Required work: Sort through the data and copy the lines holding the word "text".

====== Record excerpts ======

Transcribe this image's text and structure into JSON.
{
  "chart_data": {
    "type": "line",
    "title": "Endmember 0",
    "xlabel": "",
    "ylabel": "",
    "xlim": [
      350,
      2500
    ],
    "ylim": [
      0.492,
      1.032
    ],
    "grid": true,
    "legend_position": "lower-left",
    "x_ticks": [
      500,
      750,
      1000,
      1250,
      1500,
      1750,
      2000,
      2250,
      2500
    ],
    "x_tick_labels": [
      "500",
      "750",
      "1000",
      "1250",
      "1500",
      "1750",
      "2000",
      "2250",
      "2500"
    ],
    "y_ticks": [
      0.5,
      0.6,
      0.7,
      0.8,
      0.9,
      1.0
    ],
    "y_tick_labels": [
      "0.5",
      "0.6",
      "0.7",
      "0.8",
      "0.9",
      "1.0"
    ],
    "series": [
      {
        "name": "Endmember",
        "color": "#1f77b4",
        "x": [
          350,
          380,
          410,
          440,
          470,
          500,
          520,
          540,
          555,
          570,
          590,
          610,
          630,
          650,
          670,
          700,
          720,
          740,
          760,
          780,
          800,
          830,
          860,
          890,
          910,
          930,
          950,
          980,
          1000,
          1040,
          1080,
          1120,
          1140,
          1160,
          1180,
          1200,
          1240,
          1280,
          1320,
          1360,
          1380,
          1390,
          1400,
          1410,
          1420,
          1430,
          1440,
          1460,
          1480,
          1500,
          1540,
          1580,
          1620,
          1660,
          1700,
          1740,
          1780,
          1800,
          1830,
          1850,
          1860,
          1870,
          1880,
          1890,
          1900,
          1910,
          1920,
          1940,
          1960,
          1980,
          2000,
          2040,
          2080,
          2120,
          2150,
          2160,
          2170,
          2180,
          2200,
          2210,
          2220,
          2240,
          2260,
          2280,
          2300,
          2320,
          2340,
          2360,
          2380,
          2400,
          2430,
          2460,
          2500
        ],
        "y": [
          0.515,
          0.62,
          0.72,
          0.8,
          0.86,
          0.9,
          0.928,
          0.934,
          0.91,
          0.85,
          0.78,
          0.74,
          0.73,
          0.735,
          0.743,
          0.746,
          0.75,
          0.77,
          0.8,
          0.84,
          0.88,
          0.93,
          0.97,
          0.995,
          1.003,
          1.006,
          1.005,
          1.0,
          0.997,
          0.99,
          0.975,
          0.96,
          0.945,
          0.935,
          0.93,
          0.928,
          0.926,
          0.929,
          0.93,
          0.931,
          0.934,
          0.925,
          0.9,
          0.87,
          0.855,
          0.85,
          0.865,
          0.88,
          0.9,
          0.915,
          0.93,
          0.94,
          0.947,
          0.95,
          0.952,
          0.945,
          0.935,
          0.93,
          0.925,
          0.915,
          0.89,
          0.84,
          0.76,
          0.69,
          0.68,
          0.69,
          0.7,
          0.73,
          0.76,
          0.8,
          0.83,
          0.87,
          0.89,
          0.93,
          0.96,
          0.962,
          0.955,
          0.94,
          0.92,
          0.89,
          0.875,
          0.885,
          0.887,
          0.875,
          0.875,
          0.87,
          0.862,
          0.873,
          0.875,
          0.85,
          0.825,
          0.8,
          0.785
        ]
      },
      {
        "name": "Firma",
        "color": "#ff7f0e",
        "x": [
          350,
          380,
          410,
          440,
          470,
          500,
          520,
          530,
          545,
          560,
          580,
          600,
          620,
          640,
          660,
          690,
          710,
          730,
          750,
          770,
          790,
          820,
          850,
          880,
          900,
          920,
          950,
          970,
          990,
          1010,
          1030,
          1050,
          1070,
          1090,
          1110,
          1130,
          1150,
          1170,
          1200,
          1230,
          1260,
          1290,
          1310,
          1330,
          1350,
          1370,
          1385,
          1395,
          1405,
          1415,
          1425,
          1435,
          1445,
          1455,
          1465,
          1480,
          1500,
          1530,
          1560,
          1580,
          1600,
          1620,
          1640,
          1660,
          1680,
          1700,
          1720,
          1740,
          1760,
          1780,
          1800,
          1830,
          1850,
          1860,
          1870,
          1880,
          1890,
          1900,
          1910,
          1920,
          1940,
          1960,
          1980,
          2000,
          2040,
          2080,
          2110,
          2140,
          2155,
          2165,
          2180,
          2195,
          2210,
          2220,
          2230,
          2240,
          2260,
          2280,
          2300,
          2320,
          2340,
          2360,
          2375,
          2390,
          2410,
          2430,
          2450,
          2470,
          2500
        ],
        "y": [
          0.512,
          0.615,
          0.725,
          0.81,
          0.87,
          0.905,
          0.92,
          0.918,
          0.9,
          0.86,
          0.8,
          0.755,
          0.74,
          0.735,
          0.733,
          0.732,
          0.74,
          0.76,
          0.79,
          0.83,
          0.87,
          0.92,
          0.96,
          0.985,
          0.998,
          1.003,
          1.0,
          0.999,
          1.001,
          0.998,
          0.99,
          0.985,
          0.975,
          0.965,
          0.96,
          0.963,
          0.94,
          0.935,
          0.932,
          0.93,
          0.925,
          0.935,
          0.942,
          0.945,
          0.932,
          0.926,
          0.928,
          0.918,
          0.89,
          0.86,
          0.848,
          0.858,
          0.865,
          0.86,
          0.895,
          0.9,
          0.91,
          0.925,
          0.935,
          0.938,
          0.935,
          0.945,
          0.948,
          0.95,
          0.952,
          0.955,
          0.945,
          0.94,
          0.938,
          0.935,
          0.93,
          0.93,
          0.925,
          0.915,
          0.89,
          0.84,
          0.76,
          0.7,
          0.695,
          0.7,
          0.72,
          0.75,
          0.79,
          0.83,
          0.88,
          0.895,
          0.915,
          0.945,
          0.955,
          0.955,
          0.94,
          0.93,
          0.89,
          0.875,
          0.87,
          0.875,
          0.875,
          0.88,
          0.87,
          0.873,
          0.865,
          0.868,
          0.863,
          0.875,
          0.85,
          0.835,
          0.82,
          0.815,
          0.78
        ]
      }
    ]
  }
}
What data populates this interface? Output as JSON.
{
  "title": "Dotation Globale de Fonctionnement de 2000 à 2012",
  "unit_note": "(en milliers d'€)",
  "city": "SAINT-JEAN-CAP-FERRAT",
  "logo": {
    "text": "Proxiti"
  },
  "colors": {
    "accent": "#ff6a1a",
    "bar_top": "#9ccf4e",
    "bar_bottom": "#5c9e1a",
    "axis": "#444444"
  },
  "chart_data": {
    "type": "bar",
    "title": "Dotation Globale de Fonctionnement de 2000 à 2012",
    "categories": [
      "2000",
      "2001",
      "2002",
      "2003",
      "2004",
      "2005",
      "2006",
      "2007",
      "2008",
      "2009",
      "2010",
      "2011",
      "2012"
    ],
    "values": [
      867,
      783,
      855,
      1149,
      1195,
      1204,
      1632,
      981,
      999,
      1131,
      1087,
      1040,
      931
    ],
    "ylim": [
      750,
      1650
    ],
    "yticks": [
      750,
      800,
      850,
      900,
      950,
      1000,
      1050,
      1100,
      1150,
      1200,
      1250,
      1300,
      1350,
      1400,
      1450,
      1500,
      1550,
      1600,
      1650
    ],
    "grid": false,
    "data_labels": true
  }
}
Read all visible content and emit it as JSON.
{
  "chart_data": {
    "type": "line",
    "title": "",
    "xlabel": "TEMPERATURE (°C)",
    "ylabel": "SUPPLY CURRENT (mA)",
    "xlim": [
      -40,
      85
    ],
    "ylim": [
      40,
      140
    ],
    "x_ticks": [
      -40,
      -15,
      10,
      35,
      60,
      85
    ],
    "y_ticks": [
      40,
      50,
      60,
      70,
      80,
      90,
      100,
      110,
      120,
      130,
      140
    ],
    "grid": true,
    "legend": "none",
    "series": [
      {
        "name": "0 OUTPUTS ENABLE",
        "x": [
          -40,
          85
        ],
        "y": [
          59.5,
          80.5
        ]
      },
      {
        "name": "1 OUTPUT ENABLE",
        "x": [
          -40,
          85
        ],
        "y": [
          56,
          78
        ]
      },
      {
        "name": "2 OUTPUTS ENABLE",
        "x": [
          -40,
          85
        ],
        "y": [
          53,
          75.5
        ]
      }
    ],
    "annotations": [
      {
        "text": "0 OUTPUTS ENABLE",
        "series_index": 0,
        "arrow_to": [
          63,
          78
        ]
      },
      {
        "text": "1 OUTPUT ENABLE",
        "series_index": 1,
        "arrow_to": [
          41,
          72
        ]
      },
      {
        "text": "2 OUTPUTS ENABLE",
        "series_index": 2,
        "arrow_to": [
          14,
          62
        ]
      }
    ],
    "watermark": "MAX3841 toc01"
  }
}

======

Complete response:
Transcribe this image's text and structure into JSON.
    "text": "Proxiti"
        "text": "0 OUTPUTS ENABLE",
        "text": "1 OUTPUT ENABLE",
        "text": "2 OUTPUTS ENABLE",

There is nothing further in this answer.